** Text shown follows **

Concerning the use of facial expressions as an actuation modality, it is present in 34.2% of the publications, with 27.1% being handled autonomously by the robot system, and 7.1% being handled by a human operator. This modality is used is several ways, for example, Azizi et al. (2022); Kothig et al. (2021); Dennler et al. (2021) use it to display emotions and provide feedback to users, while Palinko et al. (2021); Naik et al. (2021) use it as a way to align the robot’s gaze towards the user. Many publications also simply use this modality to render the robot more lively, typically synchronizing facial expressions with speech (Dino et al., 2019; Horn et al., 2022; Dennler et al., 2021). In most publications, facial expressions are conveyed through the use of displays acting as the robot face (such as the one of QTRobot) and mainly consist of animated faces or eyes. Only a few publications use robots whose facial expressions are performed through physical mechanisms (Mishra et al., 2019; Del Duchetto et al., 2019; Unnikrishnan et al., 2019). Additionally, in a handful of publications, facial expressions consist of a human operator’s face, which is transmitted through teleoperation on the robot’s display (Fiorini et al., 2020; Bordbar et al., 2021).

Finally, the use of light as an actuation modality is pretty rare and represents only 10% of the publications included in this review. This modality is handled in a fully autonomous way by the robot in 7.1% of the publications, while it is controlled by human operators in 2.9% of the publications. It is used in a variety of ways, for example, Nakanishi et al. (2021); Rossi et al. (2019); Antunes et al. (2022) link light colours to different emotion behaviours, while Kouvoutsakis et al. (2022) uses lights to stimulate the mobility of infant children. Lights are also used to communicate robot’s states and intentions to users. For example, in Nasir et al. (2019) lights are used to communicate an imaginary battery level to children during an educational activity, in Hwang et al. (2020), lights are used to notify the user when the robot is listening, in Lewandowski et al. (2020), lights are used to display the robot’s planned trajectory.

3.5.3 Transparency

When the robots are semi-autonomous or non-autonomous, researchers are the most common operators and represent 40.9% of the publications (Figure 11A). Researchers mainly operate robots for applications related to the field of education, but also appear in applications related to the health and workplace domains (Figure 11B). In 22.7% of the cases, the robots are controlled by field professionals. Field professionals operate robots in applications related to the health and workplace domains. No interventions related to the field of education employ field professionals as operators. It should be noted however that academic researchers were classified as researchers, although one could argue that they are also, to some extent, professionals in education. Examples of field professional operators are caregivers/therapists (Azizi et al., 2022; Fiorini et al., 2020; Hijaz et al., 2021), hotel staffs (Nakanishi et al., 2021) or policemen (Bordbar et al., 2021). Finally, robots are operated by target users themselves in 36.4% of the cases. In the field of education, the target user operators are typically children, for which controlling the robot behaviour is part of an educational activity targeting a specific learning gain. For example, in Nasir et al. (2019), the children learn about computational thinking, and more specifically path planning, by controlling the robot to go from a starting location to a goal destination while minimizing the cost of the path. Similarly, in Yadollahi et al. (2022), the children learn about perspective-taking, by controlling the robot displacements from different perspectives. In the health domain, examples of target user operators are users undergoing rehabilitation, for which controlling the robot is part of the rehabilitation process (Li X. et al., 2023), or users with disabilities for which teleoperation can help with social isolation (Mackey et al., 2022; Wang et al., 2021). Finally, in the workplace domain, Takada et al. (2021) presents a robotic shopping cart which is controlled by the target user and which performs product recommendations.

** End of Text shown **

# Set of tasks
(A) According to the robot review excerpt, who most commonly operates semi-autonomous or non-autonomous robots?
(B) Extend the robot review excerpt, starting right after its final sentence.
The items that follow come from a different source than the robot review excerpt.

** Information given follows **

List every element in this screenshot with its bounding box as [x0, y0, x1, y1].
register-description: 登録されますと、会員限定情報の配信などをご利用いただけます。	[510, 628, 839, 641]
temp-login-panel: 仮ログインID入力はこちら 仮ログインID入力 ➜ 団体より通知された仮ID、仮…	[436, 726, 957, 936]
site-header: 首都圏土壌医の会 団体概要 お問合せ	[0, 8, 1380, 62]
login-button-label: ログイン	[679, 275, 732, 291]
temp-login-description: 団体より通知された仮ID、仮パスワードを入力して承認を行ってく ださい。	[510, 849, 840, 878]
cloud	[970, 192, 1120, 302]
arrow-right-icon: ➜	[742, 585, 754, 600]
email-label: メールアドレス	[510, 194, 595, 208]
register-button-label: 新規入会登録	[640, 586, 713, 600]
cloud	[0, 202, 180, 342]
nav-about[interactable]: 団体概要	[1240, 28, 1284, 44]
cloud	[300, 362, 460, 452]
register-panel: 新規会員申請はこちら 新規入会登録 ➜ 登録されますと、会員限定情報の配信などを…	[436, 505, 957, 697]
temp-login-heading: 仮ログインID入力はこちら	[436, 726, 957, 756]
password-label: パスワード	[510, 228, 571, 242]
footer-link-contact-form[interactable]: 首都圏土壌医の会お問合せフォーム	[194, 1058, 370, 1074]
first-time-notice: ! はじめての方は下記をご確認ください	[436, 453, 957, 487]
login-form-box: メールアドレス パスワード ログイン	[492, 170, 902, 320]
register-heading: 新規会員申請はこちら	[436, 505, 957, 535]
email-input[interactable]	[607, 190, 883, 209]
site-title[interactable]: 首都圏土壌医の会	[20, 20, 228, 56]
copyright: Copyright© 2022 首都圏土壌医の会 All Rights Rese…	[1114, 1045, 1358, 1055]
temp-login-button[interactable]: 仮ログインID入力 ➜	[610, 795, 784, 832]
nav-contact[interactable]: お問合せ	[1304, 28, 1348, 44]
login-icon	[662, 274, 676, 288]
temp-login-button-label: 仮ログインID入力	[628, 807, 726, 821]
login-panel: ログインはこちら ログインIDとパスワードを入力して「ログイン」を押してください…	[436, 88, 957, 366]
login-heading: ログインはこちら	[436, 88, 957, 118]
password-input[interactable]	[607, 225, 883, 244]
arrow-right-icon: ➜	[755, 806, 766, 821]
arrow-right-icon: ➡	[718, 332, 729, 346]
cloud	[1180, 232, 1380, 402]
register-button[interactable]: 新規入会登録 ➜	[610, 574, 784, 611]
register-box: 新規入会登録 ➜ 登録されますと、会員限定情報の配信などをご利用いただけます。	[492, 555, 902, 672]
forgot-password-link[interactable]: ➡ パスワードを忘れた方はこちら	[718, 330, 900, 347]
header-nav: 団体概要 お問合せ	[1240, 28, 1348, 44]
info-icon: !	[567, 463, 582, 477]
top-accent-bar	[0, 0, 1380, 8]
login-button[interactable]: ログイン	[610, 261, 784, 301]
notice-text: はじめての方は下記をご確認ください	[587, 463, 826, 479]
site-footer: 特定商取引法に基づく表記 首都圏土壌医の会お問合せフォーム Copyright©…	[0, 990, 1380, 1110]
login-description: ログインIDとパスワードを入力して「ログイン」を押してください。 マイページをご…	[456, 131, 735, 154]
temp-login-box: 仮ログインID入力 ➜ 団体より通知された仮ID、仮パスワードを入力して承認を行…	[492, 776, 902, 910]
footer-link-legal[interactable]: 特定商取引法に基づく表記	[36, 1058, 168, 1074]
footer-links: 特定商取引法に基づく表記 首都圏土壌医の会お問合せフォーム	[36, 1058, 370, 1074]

** End of Information given **

# Exercise answers
(A) Researchers, who represent 40.9% of the publications.

(B)
Figure 11

Figure 11. (A) Proportion of operators in the case of non-autonomous and semi-autonomous robots. (B) Number of publications with a semi-autonomous or non-autonomous level of autonomy per operator and field of application. (C) Number of publications per transparency on the level of autonomy and per operator. (D) Transparency on the robot’s capabilities.

Concerning transparency, the level of autonomy is known by the user in 45.5% of the cases (Figure 11C). The level of autonomy is mainly known in applications in which the operator is the target user itself and operating the robot is part of the SAR intervention. This case accounts for 80% of the publications in which the user is aware of the level of autonomy. When researchers are the ones controlling the robot, the level of autonomy is typically not divulged to the target users. Finally, the level of autonomy is divulged in two out of five publications using field professionals as operators. In these two cases, the robot possesses a display on which the face of the teleoperator is video streamed. More specifically, in Fiorini et al. (2020), a robot is placed in the home of elderly individuals, and a caregiver teleoperates the robot to visit and chat with them on a daily basis. In Bordbar et al. (2021), a robot teleoperated by a policeman interacts with another policeman acting as a citizen.

Finally, the robot capabilities are explicitly disclosed to the users in 24.3% of the publications, implicitly disclosed in 32.85% of the publications, and not disclosed in 42.85% of the publications (Figure 11D). Examples of publication that explicitly disclose the robot capabilities are Kraus et al. (2022), in which the robot performs an introductory dialogue to the user, describing its sensory system and functionalities, or Tolksdorf and Rohlfing (2020), in which the experimenter takes care of introducing the robot in a powered-off state to children users and explains its functions: they are for example, told that the robot can talk and move by using its motors. Note that four publications included in this review employed one or several of the publication’s authors as test users of the robotic intervention (Kothig et al., 2021; Chang et al., 2022; Humblot-Renaux et al., 2021; Naik et al., 2021); we consider the robot’s capabilities to be known in such cases. Finally, publications that implicitly disclose the robot’s capabilities are publications that would not directly reveal the robot’s capabilities to the users, but would perform a warm-up session, before the official robotic intervention, to familiarize the users with the robot and the way it acts (Kayukawa et al., 2023; Dino et al., 2019; Dennler et al., 2021).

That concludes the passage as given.